⟨

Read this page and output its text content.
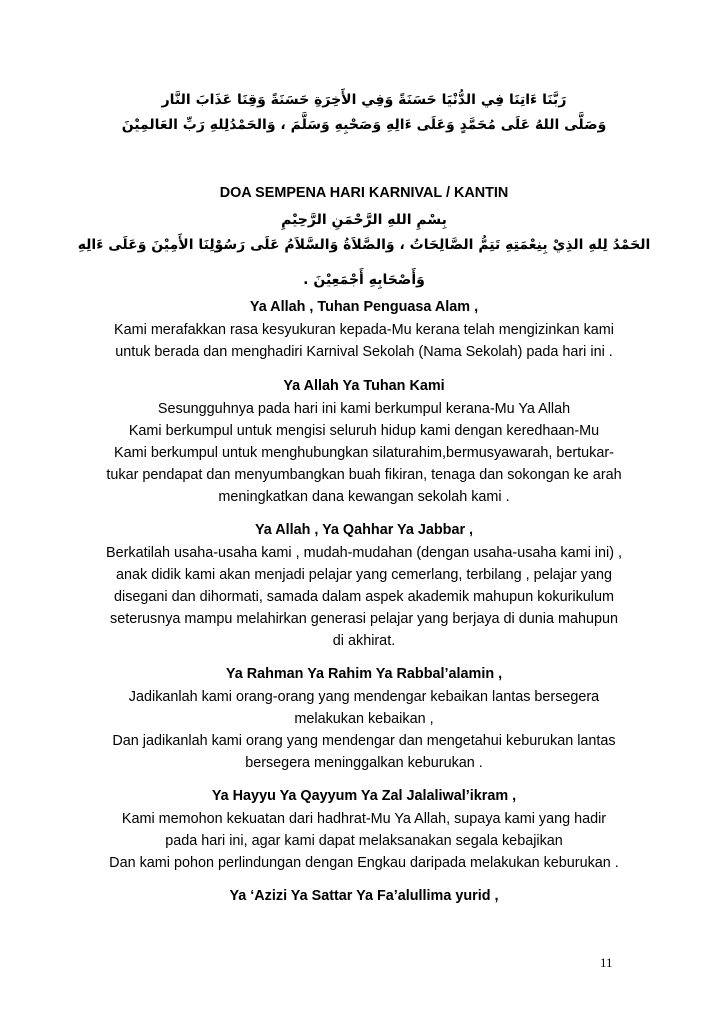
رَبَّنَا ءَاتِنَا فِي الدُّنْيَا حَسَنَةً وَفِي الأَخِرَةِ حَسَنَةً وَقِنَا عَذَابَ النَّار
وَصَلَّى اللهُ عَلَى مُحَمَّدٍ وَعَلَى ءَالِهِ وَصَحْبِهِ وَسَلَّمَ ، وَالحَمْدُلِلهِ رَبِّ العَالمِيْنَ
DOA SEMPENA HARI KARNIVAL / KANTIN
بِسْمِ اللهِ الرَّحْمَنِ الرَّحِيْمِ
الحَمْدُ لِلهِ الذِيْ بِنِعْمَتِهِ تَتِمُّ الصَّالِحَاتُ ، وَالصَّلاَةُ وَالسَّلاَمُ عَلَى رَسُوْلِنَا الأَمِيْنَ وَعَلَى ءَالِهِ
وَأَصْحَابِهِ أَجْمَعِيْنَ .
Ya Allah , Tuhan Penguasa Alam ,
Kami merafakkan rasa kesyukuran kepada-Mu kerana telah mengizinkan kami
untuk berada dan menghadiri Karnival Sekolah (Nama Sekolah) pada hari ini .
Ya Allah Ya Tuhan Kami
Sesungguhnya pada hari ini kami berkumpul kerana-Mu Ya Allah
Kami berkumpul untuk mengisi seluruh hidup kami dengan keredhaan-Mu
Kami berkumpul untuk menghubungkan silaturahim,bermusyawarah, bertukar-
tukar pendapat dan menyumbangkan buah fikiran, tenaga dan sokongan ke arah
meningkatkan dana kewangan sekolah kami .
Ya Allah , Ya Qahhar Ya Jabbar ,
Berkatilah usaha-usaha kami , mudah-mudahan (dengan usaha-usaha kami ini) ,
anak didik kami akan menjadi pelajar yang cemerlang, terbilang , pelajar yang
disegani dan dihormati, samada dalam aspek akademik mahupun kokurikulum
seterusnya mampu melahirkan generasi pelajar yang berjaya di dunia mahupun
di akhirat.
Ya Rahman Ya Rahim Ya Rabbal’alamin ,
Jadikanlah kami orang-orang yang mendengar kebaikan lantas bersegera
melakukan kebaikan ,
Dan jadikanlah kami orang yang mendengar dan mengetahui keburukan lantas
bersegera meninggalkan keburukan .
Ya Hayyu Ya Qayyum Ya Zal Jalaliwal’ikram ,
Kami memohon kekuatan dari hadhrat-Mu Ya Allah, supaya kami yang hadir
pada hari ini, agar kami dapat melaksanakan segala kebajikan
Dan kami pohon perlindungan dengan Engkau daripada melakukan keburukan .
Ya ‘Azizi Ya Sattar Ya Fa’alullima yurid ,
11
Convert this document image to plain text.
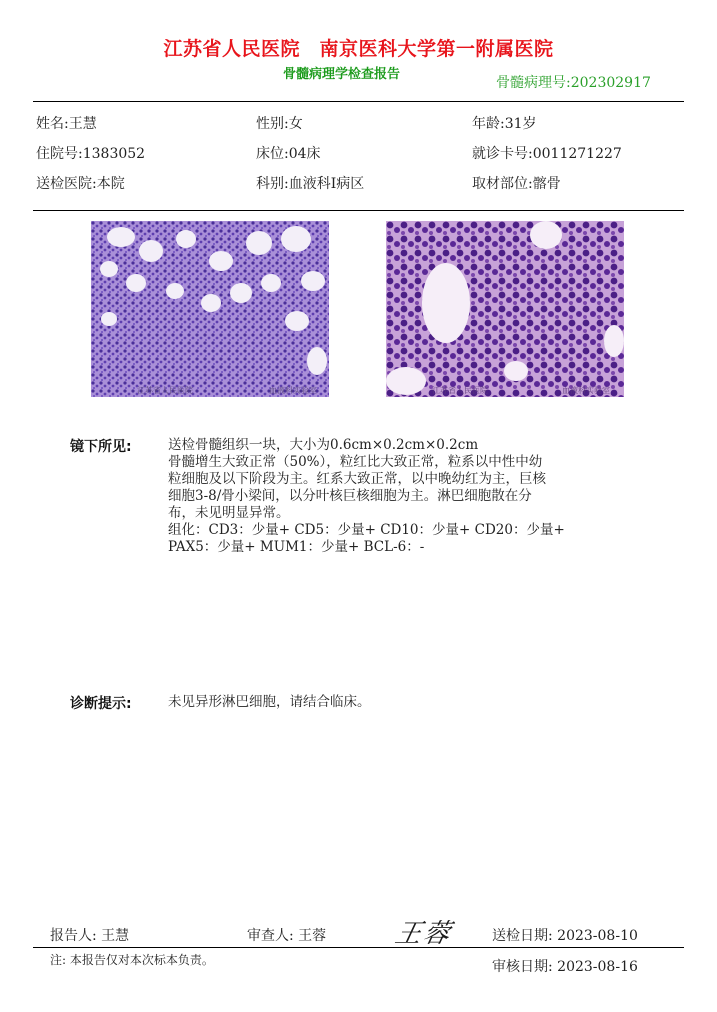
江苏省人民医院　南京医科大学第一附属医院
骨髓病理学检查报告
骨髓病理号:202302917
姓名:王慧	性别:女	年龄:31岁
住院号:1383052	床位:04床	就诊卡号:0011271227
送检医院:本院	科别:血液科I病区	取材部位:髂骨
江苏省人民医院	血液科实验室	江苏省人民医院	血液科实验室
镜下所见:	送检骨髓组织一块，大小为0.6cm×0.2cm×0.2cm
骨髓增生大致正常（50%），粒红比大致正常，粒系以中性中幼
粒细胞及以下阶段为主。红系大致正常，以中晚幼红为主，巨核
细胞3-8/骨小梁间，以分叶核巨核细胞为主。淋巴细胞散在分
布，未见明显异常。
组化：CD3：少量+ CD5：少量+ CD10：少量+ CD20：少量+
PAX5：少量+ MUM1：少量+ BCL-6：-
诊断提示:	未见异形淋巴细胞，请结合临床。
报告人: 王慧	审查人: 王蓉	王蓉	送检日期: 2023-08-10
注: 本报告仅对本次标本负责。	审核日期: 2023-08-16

⟩
⟨

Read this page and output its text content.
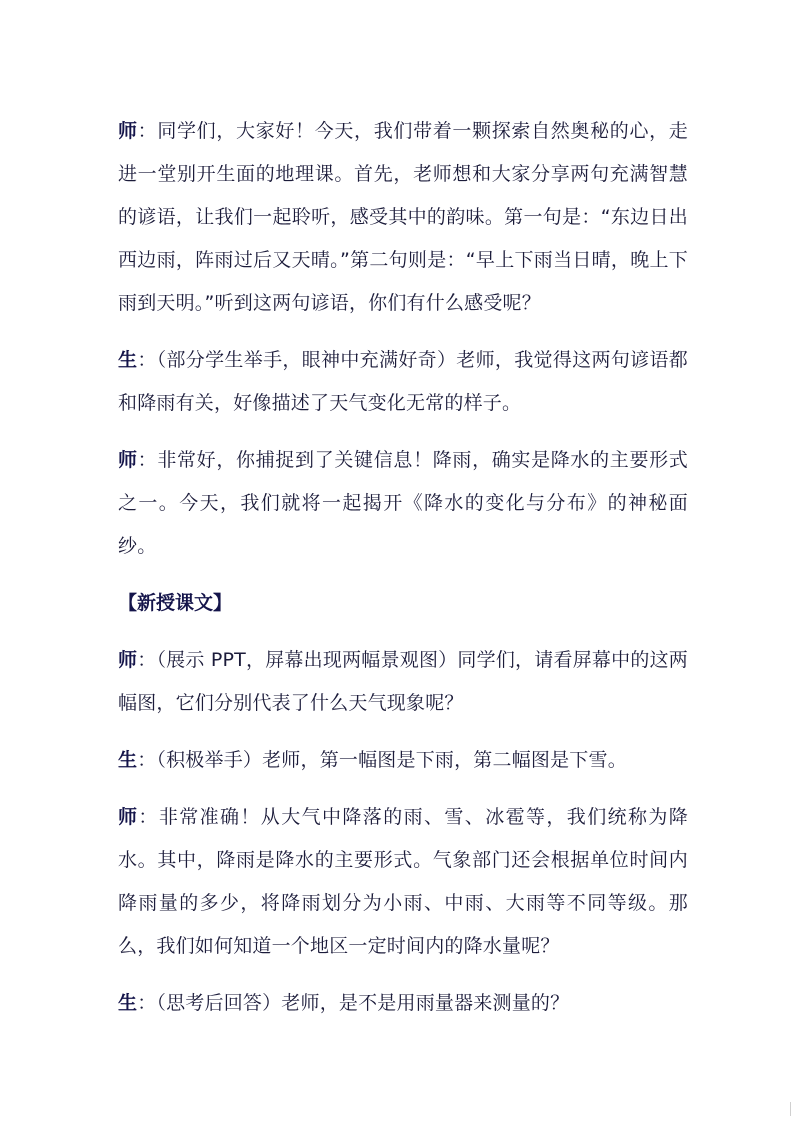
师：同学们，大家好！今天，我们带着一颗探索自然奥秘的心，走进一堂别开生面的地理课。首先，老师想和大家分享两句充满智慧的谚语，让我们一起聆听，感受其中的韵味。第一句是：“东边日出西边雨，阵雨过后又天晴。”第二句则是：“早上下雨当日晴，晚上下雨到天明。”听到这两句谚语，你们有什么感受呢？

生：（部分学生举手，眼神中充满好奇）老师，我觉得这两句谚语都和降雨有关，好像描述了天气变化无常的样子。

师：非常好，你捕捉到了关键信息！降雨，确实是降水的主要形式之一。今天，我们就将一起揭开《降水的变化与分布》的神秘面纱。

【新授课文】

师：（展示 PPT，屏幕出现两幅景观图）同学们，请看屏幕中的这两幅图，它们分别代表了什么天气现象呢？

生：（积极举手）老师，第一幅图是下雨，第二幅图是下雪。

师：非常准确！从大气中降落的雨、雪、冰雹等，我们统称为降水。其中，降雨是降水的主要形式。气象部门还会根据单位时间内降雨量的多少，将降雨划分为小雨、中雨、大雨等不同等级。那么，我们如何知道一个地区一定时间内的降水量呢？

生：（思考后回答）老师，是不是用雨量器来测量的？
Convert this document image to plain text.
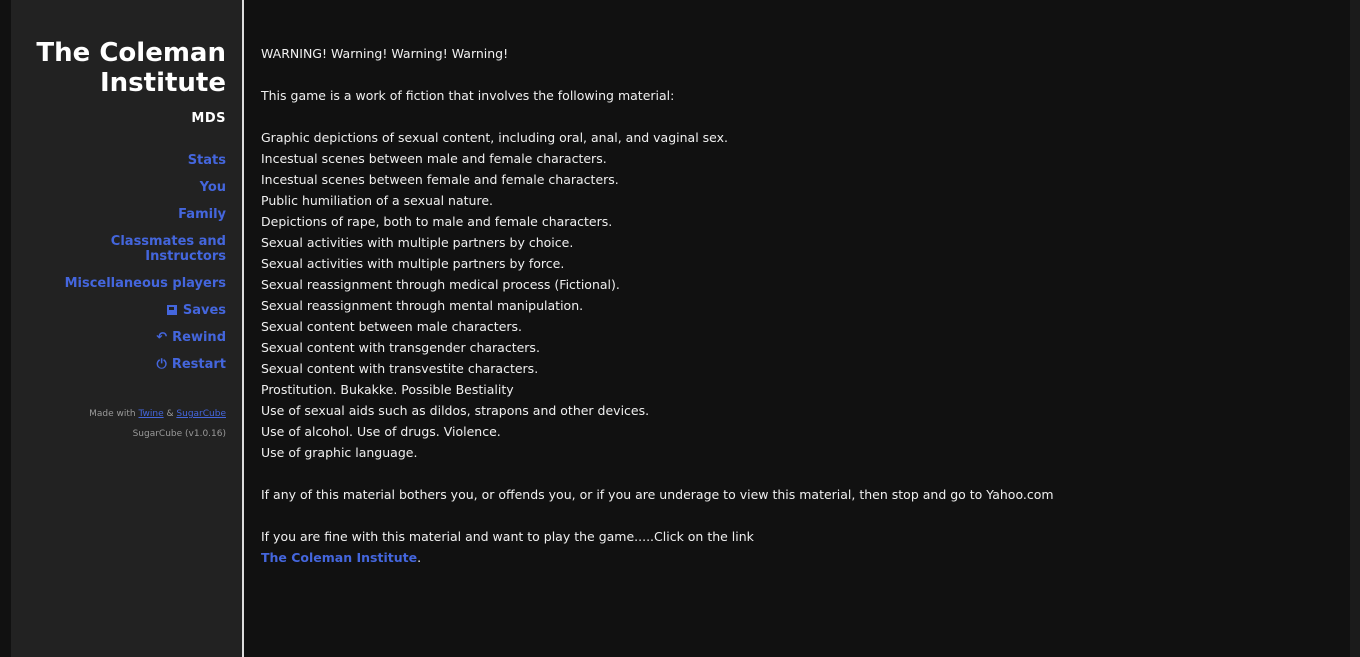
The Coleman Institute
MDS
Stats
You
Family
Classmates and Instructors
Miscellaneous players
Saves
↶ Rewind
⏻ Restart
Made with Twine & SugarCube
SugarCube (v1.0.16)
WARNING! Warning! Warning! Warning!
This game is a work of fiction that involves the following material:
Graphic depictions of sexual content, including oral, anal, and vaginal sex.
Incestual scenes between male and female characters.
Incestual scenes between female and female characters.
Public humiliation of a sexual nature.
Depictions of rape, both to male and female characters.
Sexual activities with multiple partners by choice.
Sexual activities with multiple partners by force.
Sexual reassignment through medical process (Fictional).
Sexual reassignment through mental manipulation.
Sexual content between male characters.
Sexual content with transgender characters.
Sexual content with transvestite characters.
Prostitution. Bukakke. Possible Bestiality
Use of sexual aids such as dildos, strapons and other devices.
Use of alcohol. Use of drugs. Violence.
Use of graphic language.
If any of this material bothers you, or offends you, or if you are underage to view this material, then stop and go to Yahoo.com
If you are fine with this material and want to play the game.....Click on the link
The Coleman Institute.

⟩

▸ **Stated goal**: Show all lines in the entries above where the string "bersegera" appears.

▸ **Answer in full**:
Jadikanlah kami orang-orang yang mendengar kebaikan lantas bersegera
bersegera meninggalkan keburukan .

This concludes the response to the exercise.